- **TASK STATEMENT**
Reproduce the listing below without changes, except that pictures are left out.

- **STORED ROWS**
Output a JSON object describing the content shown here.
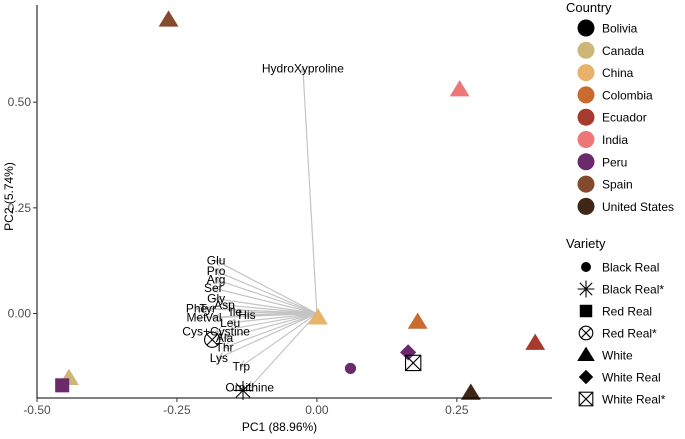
{
  "chart_data": {
    "type": "scatter",
    "title": "",
    "xlabel": "PC1 (88.96%)",
    "ylabel": "PC2 (5.74%)",
    "xlim": [
      -0.5,
      0.42
    ],
    "ylim": [
      -0.2,
      0.73
    ],
    "x_ticks": [
      {
        "value": -0.5,
        "label": "-0.50"
      },
      {
        "value": -0.25,
        "label": "-0.25"
      },
      {
        "value": 0.0,
        "label": "0.00"
      },
      {
        "value": 0.25,
        "label": "0.25"
      }
    ],
    "y_ticks": [
      {
        "value": 0.0,
        "label": "0.00"
      },
      {
        "value": 0.25,
        "label": "0.25"
      },
      {
        "value": 0.5,
        "label": "0.50"
      }
    ],
    "grid": false,
    "legend_placement": "right",
    "points": [
      {
        "country": "Spain",
        "variety": "White",
        "x": -0.265,
        "y": 0.695
      },
      {
        "country": "India",
        "variety": "White",
        "x": 0.255,
        "y": 0.53
      },
      {
        "country": "China",
        "variety": "White",
        "x": 0.002,
        "y": -0.01
      },
      {
        "country": "Colombia",
        "variety": "White",
        "x": 0.18,
        "y": -0.02
      },
      {
        "country": "Ecuador",
        "variety": "White",
        "x": 0.39,
        "y": -0.07
      },
      {
        "country": "Canada",
        "variety": "White",
        "x": -0.443,
        "y": -0.153
      },
      {
        "country": "Peru",
        "variety": "Red Real",
        "x": -0.455,
        "y": -0.17
      },
      {
        "country": "Peru",
        "variety": "Black Real",
        "x": 0.06,
        "y": -0.13
      },
      {
        "country": "Peru",
        "variety": "White Real",
        "x": 0.163,
        "y": -0.092
      },
      {
        "country": "Bolivia",
        "variety": "White Real*",
        "x": 0.172,
        "y": -0.117
      },
      {
        "country": "United States",
        "variety": "White",
        "x": 0.275,
        "y": -0.188
      },
      {
        "country": "Bolivia",
        "variety": "Red Real*",
        "x": -0.187,
        "y": -0.062
      },
      {
        "country": "Bolivia",
        "variety": "Black Real*",
        "x": -0.132,
        "y": -0.182
      }
    ],
    "loadings": [
      {
        "label": "HydroXyproline",
        "x": -0.025,
        "y": 0.58
      },
      {
        "label": "Glu",
        "x": -0.18,
        "y": 0.125
      },
      {
        "label": "Pro",
        "x": -0.18,
        "y": 0.1
      },
      {
        "label": "Arg",
        "x": -0.18,
        "y": 0.08
      },
      {
        "label": "Ser",
        "x": -0.185,
        "y": 0.06
      },
      {
        "label": "Gly",
        "x": -0.18,
        "y": 0.035
      },
      {
        "label": "Asp",
        "x": -0.165,
        "y": 0.02
      },
      {
        "label": "Phe",
        "x": -0.215,
        "y": 0.012
      },
      {
        "label": "Tyr",
        "x": -0.195,
        "y": 0.012
      },
      {
        "label": "Ile",
        "x": -0.145,
        "y": 0.003
      },
      {
        "label": "His",
        "x": -0.125,
        "y": -0.003
      },
      {
        "label": "Met",
        "x": -0.215,
        "y": -0.01
      },
      {
        "label": "Val",
        "x": -0.185,
        "y": -0.01
      },
      {
        "label": "Leu",
        "x": -0.155,
        "y": -0.022
      },
      {
        "label": "Cys+Cystine",
        "x": -0.18,
        "y": -0.043
      },
      {
        "label": "Ala",
        "x": -0.165,
        "y": -0.058
      },
      {
        "label": "Thr",
        "x": -0.165,
        "y": -0.08
      },
      {
        "label": "Lys",
        "x": -0.175,
        "y": -0.105
      },
      {
        "label": "Trp",
        "x": -0.135,
        "y": -0.125
      },
      {
        "label": "Ornithine",
        "x": -0.12,
        "y": -0.175
      }
    ],
    "legend": {
      "country_title": "Country",
      "countries": [
        {
          "name": "Bolivia",
          "color": "#000000"
        },
        {
          "name": "Canada",
          "color": "#CDB677"
        },
        {
          "name": "China",
          "color": "#E9B26A"
        },
        {
          "name": "Colombia",
          "color": "#C96A2E"
        },
        {
          "name": "Ecuador",
          "color": "#A63A2E"
        },
        {
          "name": "India",
          "color": "#EE7676"
        },
        {
          "name": "Peru",
          "color": "#6B2A6B"
        },
        {
          "name": "Spain",
          "color": "#844A30"
        },
        {
          "name": "United States",
          "color": "#3F2616"
        }
      ],
      "variety_title": "Variety",
      "varieties": [
        {
          "name": "Black Real",
          "shape": "circle"
        },
        {
          "name": "Black Real*",
          "shape": "asterisk"
        },
        {
          "name": "Red Real",
          "shape": "square"
        },
        {
          "name": "Red Real*",
          "shape": "circle-cross"
        },
        {
          "name": "White",
          "shape": "triangle"
        },
        {
          "name": "White Real",
          "shape": "diamond"
        },
        {
          "name": "White Real*",
          "shape": "square-cross"
        }
      ]
    }
  }
}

- **THE RESULT**
Output a JSON object describing the content shown here.
{
  "chart_data": {
    "type": "scatter",
    "title": "",
    "xlabel": "PC1 (88.96%)",
    "ylabel": "PC2 (5.74%)",
    "xlim": [
      -0.5,
      0.42
    ],
    "ylim": [
      -0.2,
      0.73
    ],
    "x_ticks": [
      {
        "value": -0.5,
        "label": "-0.50"
      },
      {
        "value": -0.25,
        "label": "-0.25"
      },
      {
        "value": 0.0,
        "label": "0.00"
      },
      {
        "value": 0.25,
        "label": "0.25"
      }
    ],
    "y_ticks": [
      {
        "value": 0.0,
        "label": "0.00"
      },
      {
        "value": 0.25,
        "label": "0.25"
      },
      {
        "value": 0.5,
        "label": "0.50"
      }
    ],
    "grid": false,
    "legend_placement": "right",
    "points": [
      {
        "country": "Spain",
        "variety": "White",
        "x": -0.265,
        "y": 0.695
      },
      {
        "country": "India",
        "variety": "White",
        "x": 0.255,
        "y": 0.53
      },
      {
        "country": "China",
        "variety": "White",
        "x": 0.002,
        "y": -0.01
      },
      {
        "country": "Colombia",
        "variety": "White",
        "x": 0.18,
        "y": -0.02
      },
      {
        "country": "Ecuador",
        "variety": "White",
        "x": 0.39,
        "y": -0.07
      },
      {
        "country": "Canada",
        "variety": "White",
        "x": -0.443,
        "y": -0.153
      },
      {
        "country": "Peru",
        "variety": "Red Real",
        "x": -0.455,
        "y": -0.17
      },
      {
        "country": "Peru",
        "variety": "Black Real",
        "x": 0.06,
        "y": -0.13
      },
      {
        "country": "Peru",
        "variety": "White Real",
        "x": 0.163,
        "y": -0.092
      },
      {
        "country": "Bolivia",
        "variety": "White Real*",
        "x": 0.172,
        "y": -0.117
      },
      {
        "country": "United States",
        "variety": "White",
        "x": 0.275,
        "y": -0.188
      },
      {
        "country": "Bolivia",
        "variety": "Red Real*",
        "x": -0.187,
        "y": -0.062
      },
      {
        "country": "Bolivia",
        "variety": "Black Real*",
        "x": -0.132,
        "y": -0.182
      }
    ],
    "loadings": [
      {
        "label": "HydroXyproline",
        "x": -0.025,
        "y": 0.58
      },
      {
        "label": "Glu",
        "x": -0.18,
        "y": 0.125
      },
      {
        "label": "Pro",
        "x": -0.18,
        "y": 0.1
      },
      {
        "label": "Arg",
        "x": -0.18,
        "y": 0.08
      },
      {
        "label": "Ser",
        "x": -0.185,
        "y": 0.06
      },
      {
        "label": "Gly",
        "x": -0.18,
        "y": 0.035
      },
      {
        "label": "Asp",
        "x": -0.165,
        "y": 0.02
      },
      {
        "label": "Phe",
        "x": -0.215,
        "y": 0.012
      },
      {
        "label": "Tyr",
        "x": -0.195,
        "y": 0.012
      },
      {
        "label": "Ile",
        "x": -0.145,
        "y": 0.003
      },
      {
        "label": "His",
        "x": -0.125,
        "y": -0.003
      },
      {
        "label": "Met",
        "x": -0.215,
        "y": -0.01
      },
      {
        "label": "Val",
        "x": -0.185,
        "y": -0.01
      },
      {
        "label": "Leu",
        "x": -0.155,
        "y": -0.022
      },
      {
        "label": "Cys+Cystine",
        "x": -0.18,
        "y": -0.043
      },
      {
        "label": "Ala",
        "x": -0.165,
        "y": -0.058
      },
      {
        "label": "Thr",
        "x": -0.165,
        "y": -0.08
      },
      {
        "label": "Lys",
        "x": -0.175,
        "y": -0.105
      },
      {
        "label": "Trp",
        "x": -0.135,
        "y": -0.125
      },
      {
        "label": "Ornithine",
        "x": -0.12,
        "y": -0.175
      }
    ],
    "legend": {
      "country_title": "Country",
      "countries": [
        {
          "name": "Bolivia",
          "color": "#000000"
        },
        {
          "name": "Canada",
          "color": "#CDB677"
        },
        {
          "name": "China",
          "color": "#E9B26A"
        },
        {
          "name": "Colombia",
          "color": "#C96A2E"
        },
        {
          "name": "Ecuador",
          "color": "#A63A2E"
        },
        {
          "name": "India",
          "color": "#EE7676"
        },
        {
          "name": "Peru",
          "color": "#6B2A6B"
        },
        {
          "name": "Spain",
          "color": "#844A30"
        },
        {
          "name": "United States",
          "color": "#3F2616"
        }
      ],
      "variety_title": "Variety",
      "varieties": [
        {
          "name": "Black Real",
          "shape": "circle"
        },
        {
          "name": "Black Real*",
          "shape": "asterisk"
        },
        {
          "name": "Red Real",
          "shape": "square"
        },
        {
          "name": "Red Real*",
          "shape": "circle-cross"
        },
        {
          "name": "White",
          "shape": "triangle"
        },
        {
          "name": "White Real",
          "shape": "diamond"
        },
        {
          "name": "White Real*",
          "shape": "square-cross"
        }
      ]
    }
  }
}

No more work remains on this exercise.